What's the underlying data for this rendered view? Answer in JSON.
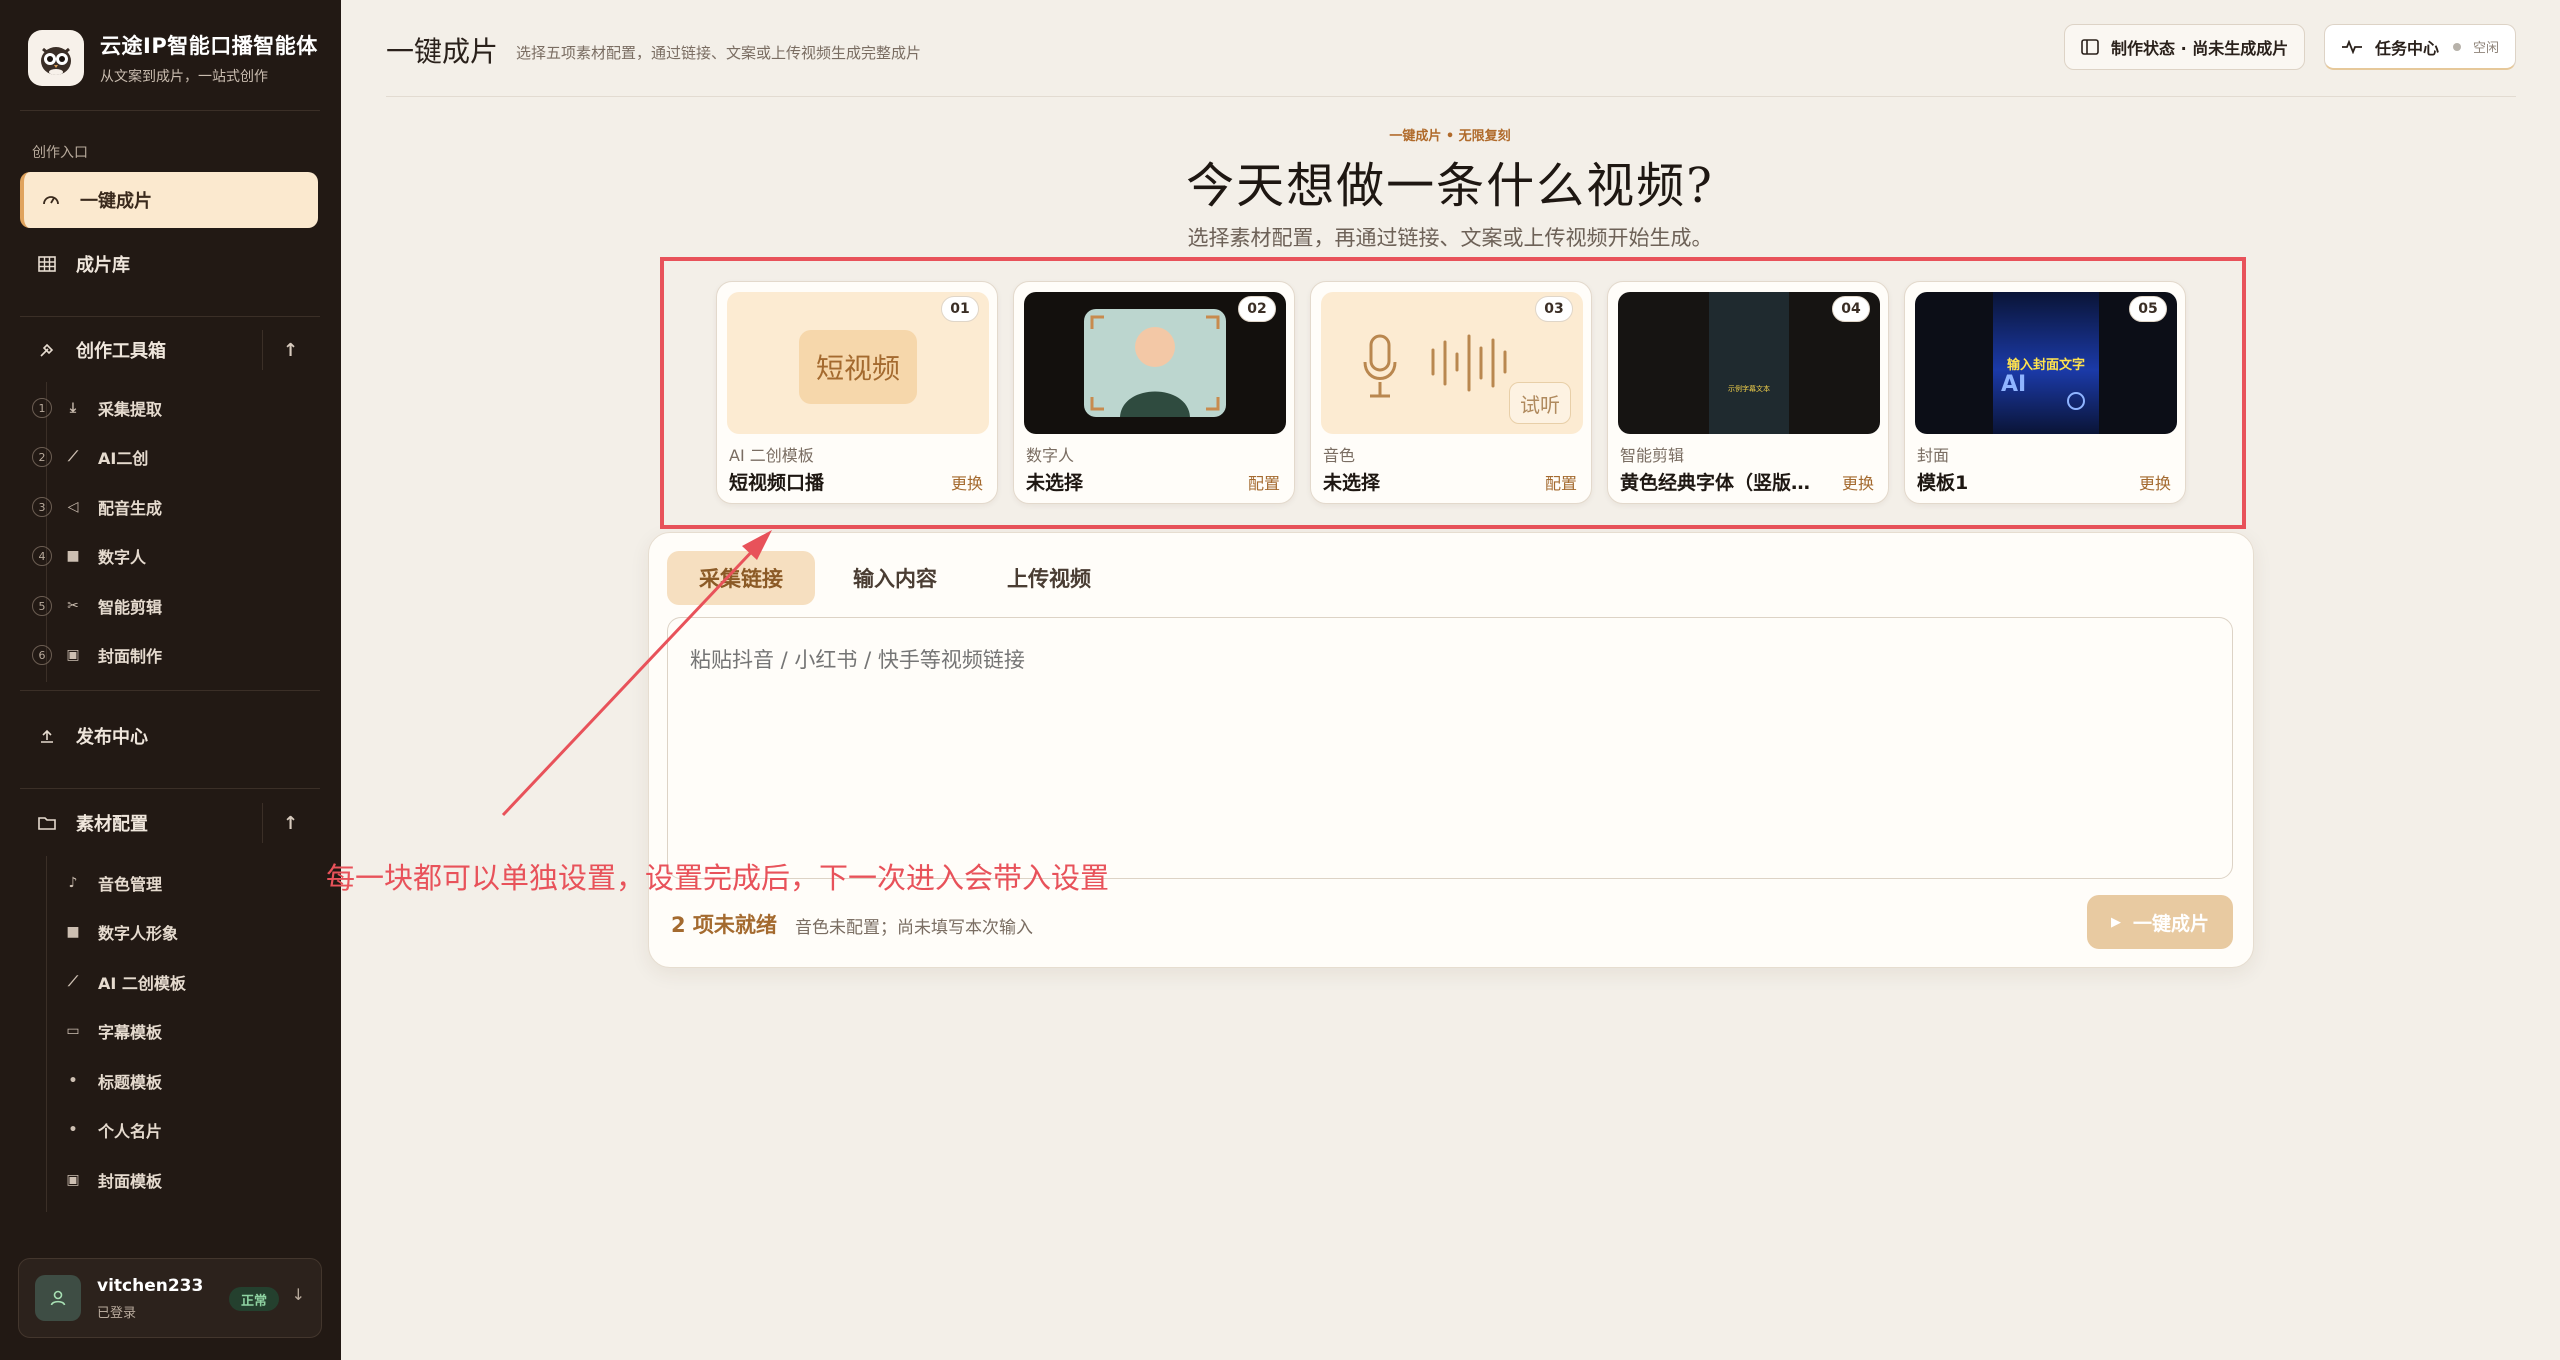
{
  "brand": {
    "title": "云途IP智能口播智能体",
    "subtitle": "从文案到成片，一站式创作"
  },
  "sidebar": {
    "section_label": "创作入口",
    "primary": [
      {
        "label": "一键成片",
        "icon": "gauge-icon",
        "active": true
      },
      {
        "label": "成片库",
        "icon": "grid-icon",
        "active": false
      }
    ],
    "toolbox": {
      "label": "创作工具箱",
      "items": [
        {
          "num": "1",
          "label": "采集提取",
          "icon": "download-icon"
        },
        {
          "num": "2",
          "label": "AI二创",
          "icon": "wand-icon"
        },
        {
          "num": "3",
          "label": "配音生成",
          "icon": "speaker-icon"
        },
        {
          "num": "4",
          "label": "数字人",
          "icon": "video-icon"
        },
        {
          "num": "5",
          "label": "智能剪辑",
          "icon": "scissors-icon"
        },
        {
          "num": "6",
          "label": "封面制作",
          "icon": "image-icon"
        }
      ]
    },
    "publish": {
      "label": "发布中心",
      "icon": "upload-icon"
    },
    "materials": {
      "label": "素材配置",
      "items": [
        {
          "label": "音色管理",
          "icon": "mic-icon"
        },
        {
          "label": "数字人形象",
          "icon": "video-icon"
        },
        {
          "label": "AI 二创模板",
          "icon": "wand-icon"
        },
        {
          "label": "字幕模板",
          "icon": "subtitle-icon"
        },
        {
          "label": "标题模板",
          "icon": "dot-icon"
        },
        {
          "label": "个人名片",
          "icon": "dot-icon"
        },
        {
          "label": "封面模板",
          "icon": "image-icon"
        }
      ]
    },
    "user": {
      "name": "vitchen233",
      "status": "已登录",
      "badge": "正常"
    }
  },
  "header": {
    "title": "一键成片",
    "description": "选择五项素材配置，通过链接、文案或上传视频生成完整成片",
    "status_pill": "制作状态 · 尚未生成成片",
    "task_pill": {
      "label": "任务中心",
      "state": "空闲"
    }
  },
  "hero": {
    "eyebrow": "一键成片 • 无限复刻",
    "title": "今天想做一条什么视频?",
    "subtitle": "选择素材配置，再通过链接、文案或上传视频开始生成。"
  },
  "cards": [
    {
      "num": "01",
      "category": "AI 二创模板",
      "value": "短视频口播",
      "action": "更换",
      "thumb_text": "短视频"
    },
    {
      "num": "02",
      "category": "数字人",
      "value": "未选择",
      "action": "配置"
    },
    {
      "num": "03",
      "category": "音色",
      "value": "未选择",
      "action": "配置",
      "thumb_text": "试听"
    },
    {
      "num": "04",
      "category": "智能剪辑",
      "value": "黄色经典字体（竖版…",
      "action": "更换",
      "thumb_text": "示例字幕文本"
    },
    {
      "num": "05",
      "category": "封面",
      "value": "模板1",
      "action": "更换",
      "thumb_text": "输入封面文字"
    }
  ],
  "input_panel": {
    "tabs": [
      {
        "label": "采集链接",
        "active": true
      },
      {
        "label": "输入内容",
        "active": false
      },
      {
        "label": "上传视频",
        "active": false
      }
    ],
    "placeholder": "粘贴抖音 / 小红书 / 快手等视频链接",
    "ready_count": "2 项未就绪",
    "ready_note": "音色未配置；尚未填写本次输入",
    "submit_label": "一键成片"
  },
  "annotation": {
    "text": "每一块都可以单独设置，设置完成后，下一次进入会带入设置",
    "color": "#e8525a"
  },
  "colors": {
    "sidebar_bg": "#221914",
    "accent": "#a46a2f",
    "active_nav": "#fbe9cf",
    "page_bg": "#f3efe8"
  }
}
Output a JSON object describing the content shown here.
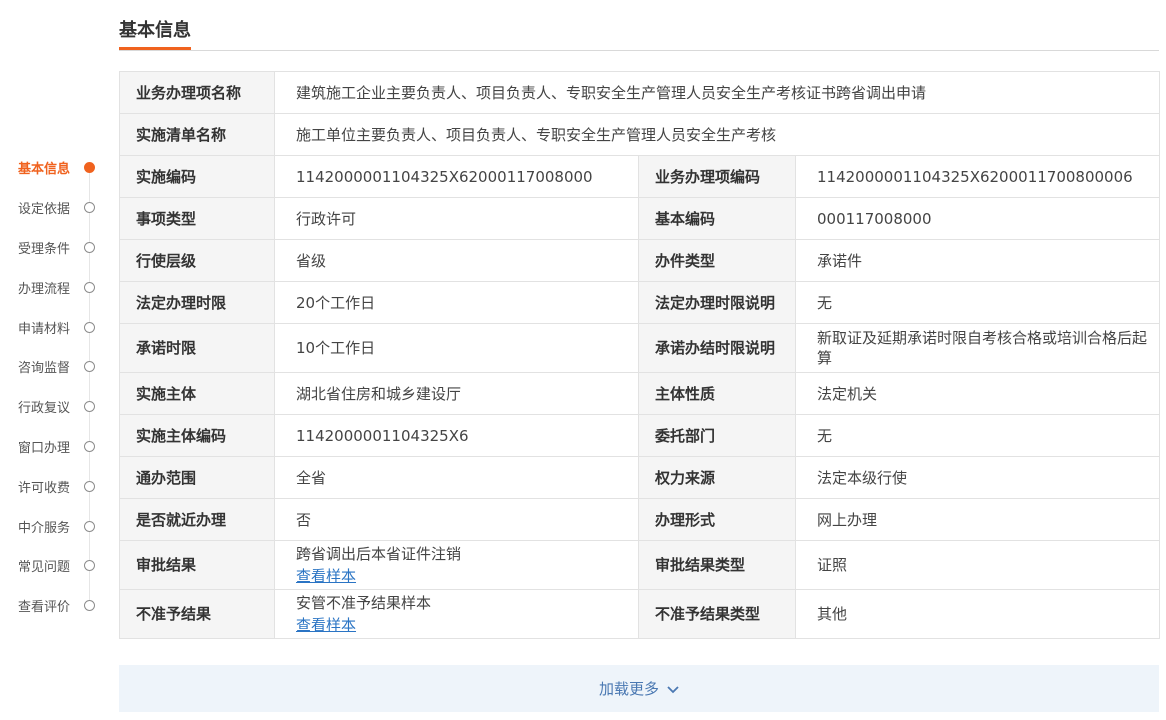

□ □ □ □ □

### Written request
The records shown above are to be repeated exactly, with the pictures left out.

### The completed task
What's the underlying data for this rendered view? Answer in JSON.
{
  "brand": {
    "title": "云途IP智能口播智能体",
    "subtitle": "从文案到成片，一站式创作"
  },
  "sidebar": {
    "section_label": "创作入口",
    "primary": [
      {
        "label": "一键成片",
        "icon": "gauge-icon",
        "active": true
      },
      {
        "label": "成片库",
        "icon": "grid-icon",
        "active": false
      }
    ],
    "toolbox": {
      "label": "创作工具箱",
      "items": [
        {
          "num": "1",
          "label": "采集提取",
          "icon": "download-icon"
        },
        {
          "num": "2",
          "label": "AI二创",
          "icon": "wand-icon"
        },
        {
          "num": "3",
          "label": "配音生成",
          "icon": "speaker-icon"
        },
        {
          "num": "4",
          "label": "数字人",
          "icon": "video-icon"
        },
        {
          "num": "5",
          "label": "智能剪辑",
          "icon": "scissors-icon"
        },
        {
          "num": "6",
          "label": "封面制作",
          "icon": "image-icon"
        }
      ]
    },
    "publish": {
      "label": "发布中心",
      "icon": "upload-icon"
    },
    "materials": {
      "label": "素材配置",
      "items": [
        {
          "label": "音色管理",
          "icon": "mic-icon"
        },
        {
          "label": "数字人形象",
          "icon": "video-icon"
        },
        {
          "label": "AI 二创模板",
          "icon": "wand-icon"
        },
        {
          "label": "字幕模板",
          "icon": "subtitle-icon"
        },
        {
          "label": "标题模板",
          "icon": "dot-icon"
        },
        {
          "label": "个人名片",
          "icon": "dot-icon"
        },
        {
          "label": "封面模板",
          "icon": "image-icon"
        }
      ]
    },
    "user": {
      "name": "vitchen233",
      "status": "已登录",
      "badge": "正常"
    }
  },
  "header": {
    "title": "一键成片",
    "description": "选择五项素材配置，通过链接、文案或上传视频生成完整成片",
    "status_pill": "制作状态 · 尚未生成成片",
    "task_pill": {
      "label": "任务中心",
      "state": "空闲"
    }
  },
  "hero": {
    "eyebrow": "一键成片 • 无限复刻",
    "title": "今天想做一条什么视频?",
    "subtitle": "选择素材配置，再通过链接、文案或上传视频开始生成。"
  },
  "cards": [
    {
      "num": "01",
      "category": "AI 二创模板",
      "value": "短视频口播",
      "action": "更换",
      "thumb_text": "短视频"
    },
    {
      "num": "02",
      "category": "数字人",
      "value": "未选择",
      "action": "配置"
    },
    {
      "num": "03",
      "category": "音色",
      "value": "未选择",
      "action": "配置",
      "thumb_text": "试听"
    },
    {
      "num": "04",
      "category": "智能剪辑",
      "value": "黄色经典字体（竖版…",
      "action": "更换",
      "thumb_text": "示例字幕文本"
    },
    {
      "num": "05",
      "category": "封面",
      "value": "模板1",
      "action": "更换",
      "thumb_text": "输入封面文字"
    }
  ],
  "input_panel": {
    "tabs": [
      {
        "label": "采集链接",
        "active": true
      },
      {
        "label": "输入内容",
        "active": false
      },
      {
        "label": "上传视频",
        "active": false
      }
    ],
    "placeholder": "粘贴抖音 / 小红书 / 快手等视频链接",
    "ready_count": "2 项未就绪",
    "ready_note": "音色未配置；尚未填写本次输入",
    "submit_label": "一键成片"
  },
  "annotation": {
    "text": "每一块都可以单独设置，设置完成后，下一次进入会带入设置",
    "color": "#e8525a"
  },
  "colors": {
    "sidebar_bg": "#221914",
    "accent": "#a46a2f",
    "active_nav": "#fbe9cf",
    "page_bg": "#f3efe8"
  }
}
Output a JSON object describing the content shown here.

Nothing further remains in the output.